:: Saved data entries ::
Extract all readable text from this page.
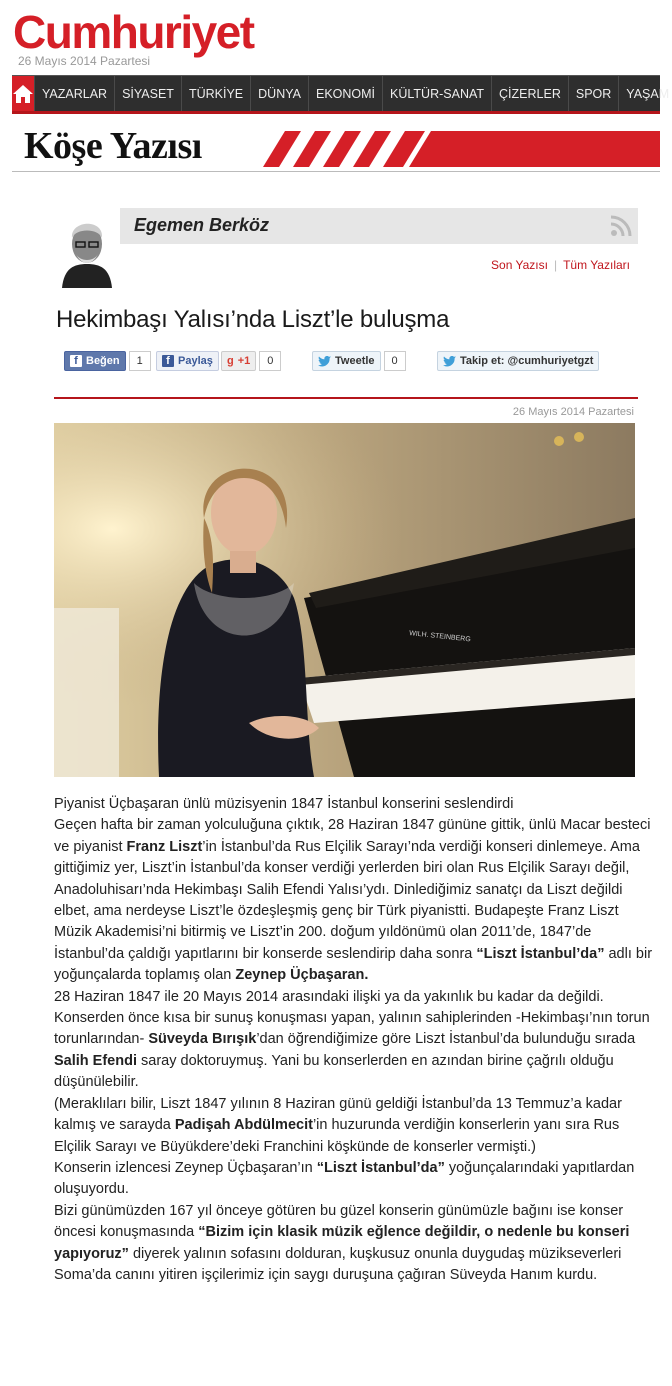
Cumhuriyet
26 Mayıs 2014 Pazartesi
YAZARLAR	SİYASET	TÜRKİYE	DÜNYA	EKONOMİ	KÜLTÜR-SANAT	ÇİZERLER	SPOR	YAŞAM
Köşe Yazısı
Egemen Berköz
Son Yazısı | Tüm Yazıları
Hekimbaşı Yalısı’nda Liszt’le buluşma
f Beğen	1	f Paylaş g +1	0	Tweetle	0	Takip et: @cumhuriyetgzt
26 Mayıs 2014 Pazartesi
WILH. STEINBERG

Piyanist Üçbaşaran ünlü müzisyenin 1847 İstanbul konserini seslendirdi

Geçen hafta bir zaman yolculuğuna çıktık, 28 Haziran 1847 gününe gittik, ünlü Macar besteci ve piyanist Franz Liszt’in İstanbul’da Rus Elçilik Sarayı’nda verdiği konseri dinlemeye. Ama gittiğimiz yer, Liszt’in İstanbul’da konser verdiği yerlerden biri olan Rus Elçilik Sarayı değil, Anadoluhisarı’nda Hekimbaşı Salih Efendi Yalısı’ydı. Dinlediğimiz sanatçı da Liszt değildi elbet, ama nerdeyse Liszt’le özdeşleşmiş genç bir Türk piyanistti. Budapeşte Franz Liszt Müzik Akademisi’ni bitirmiş ve Liszt’in 200. doğum yıldönümü olan 2011’de, 1847’de İstanbul’da çaldığı yapıtlarını bir konserde seslendirip daha sonra “Liszt İstanbul’da” adlı bir yoğunçalarda toplamış olan Zeynep Üçbaşaran.

28 Haziran 1847 ile 20 Mayıs 2014 arasındaki ilişki ya da yakınlık bu kadar da değildi. Konserden önce kısa bir sunuş konuşması yapan, yalının sahiplerinden -Hekimbaşı’nın torun torunlarından- Süveyda Bırışık’dan öğrendiğimize göre Liszt İstanbul’da bulunduğu sırada Salih Efendi saray doktoruymuş. Yani bu konserlerden en azından birine çağrılı olduğu düşünülebilir.

(Meraklıları bilir, Liszt 1847 yılının 8 Haziran günü geldiği İstanbul’da 13 Temmuz’a kadar kalmış ve sarayda Padişah Abdülmecit’in huzurunda verdiğin konserlerin yanı sıra Rus Elçilik Sarayı ve Büyükdere’deki Franchini köşkünde de konserler vermişti.)

Konserin izlencesi Zeynep Üçbaşaran’ın “Liszt İstanbul’da” yoğunçalarındaki yapıtlardan oluşuyordu.

Bizi günümüzden 167 yıl önceye götüren bu güzel konserin günümüzle bağını ise konser öncesi konuşmasında “Bizim için klasik müzik eğlence değildir, o nedenle bu konseri yapıyoruz” diyerek yalının sofasını dolduran, kuşkusuz onunla duygudaş müzikseverleri Soma’da canını yitiren işçilerimiz için saygı duruşuna çağıran Süveyda Hanım kurdu.
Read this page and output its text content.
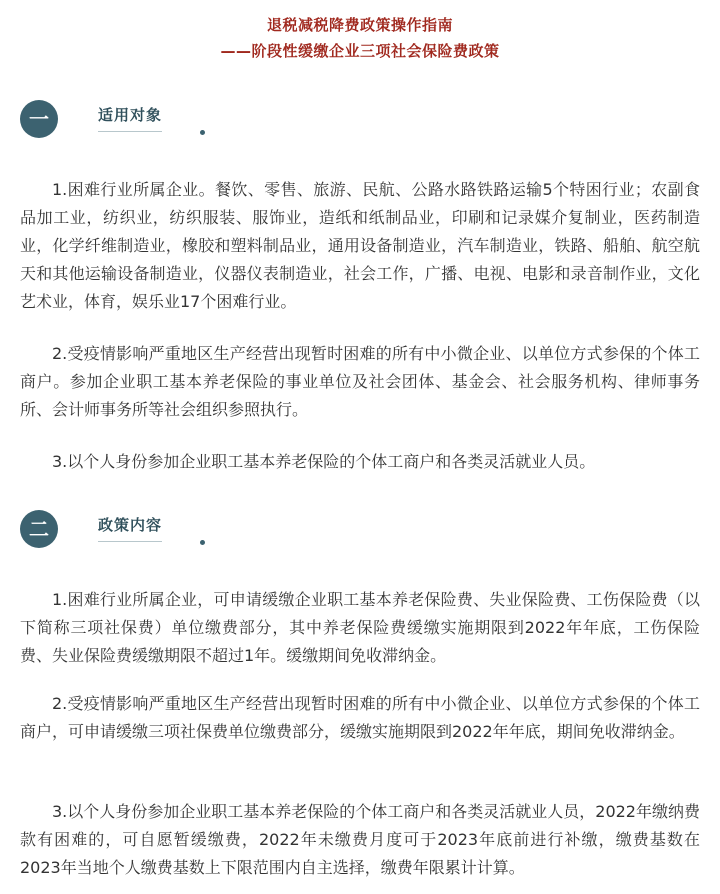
退税减税降费政策操作指南
——阶段性缓缴企业三项社会保险费政策
一	适用对象

1.困难行业所属企业。餐饮、零售、旅游、民航、公路水路铁路运输5个特困行业；农副食品加工业，纺织业，纺织服装、服饰业，造纸和纸制品业，印刷和记录媒介复制业，医药制造业，化学纤维制造业，橡胶和塑料制品业，通用设备制造业，汽车制造业，铁路、船舶、航空航天和其他运输设备制造业，仪器仪表制造业，社会工作，广播、电视、电影和录音制作业，文化艺术业，体育，娱乐业17个困难行业。

2.受疫情影响严重地区生产经营出现暂时困难的所有中小微企业、以单位方式参保的个体工商户。参加企业职工基本养老保险的事业单位及社会团体、基金会、社会服务机构、律师事务所、会计师事务所等社会组织参照执行。

3.以个人身份参加企业职工基本养老保险的个体工商户和各类灵活就业人员。

二	政策内容

1.困难行业所属企业，可申请缓缴企业职工基本养老保险费、失业保险费、工伤保险费（以下简称三项社保费）单位缴费部分，其中养老保险费缓缴实施期限到2022年年底，工伤保险费、失业保险费缓缴期限不超过1年。缓缴期间免收滞纳金。

2.受疫情影响严重地区生产经营出现暂时困难的所有中小微企业、以单位方式参保的个体工商户，可申请缓缴三项社保费单位缴费部分，缓缴实施期限到2022年年底，期间免收滞纳金。

3.以个人身份参加企业职工基本养老保险的个体工商户和各类灵活就业人员，2022年缴纳费款有困难的，可自愿暂缓缴费，2022年未缴费月度可于2023年底前进行补缴，缴费基数在2023年当地个人缴费基数上下限范围内自主选择，缴费年限累计计算。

:: Exercise task ::
Return each line in the records that holds the string "受疫情影响严重地区生产经营出现暂时困难的所有中小微企业".

:: Result of the exercise ::
2.受疫情影响严重地区生产经营出现暂时困难的所有中小微企业、以单位方式参保的个体工商户。参加企业职工基本养老保险的事业单位及社会团体、基金会、社会服务机构、律师事务所、会计师事务所等社会组织参照执行。
2.受疫情影响严重地区生产经营出现暂时困难的所有中小微企业、以单位方式参保的个体工商户，可申请缓缴三项社保费单位缴费部分，缓缴实施期限到2022年年底，期间免收滞纳金。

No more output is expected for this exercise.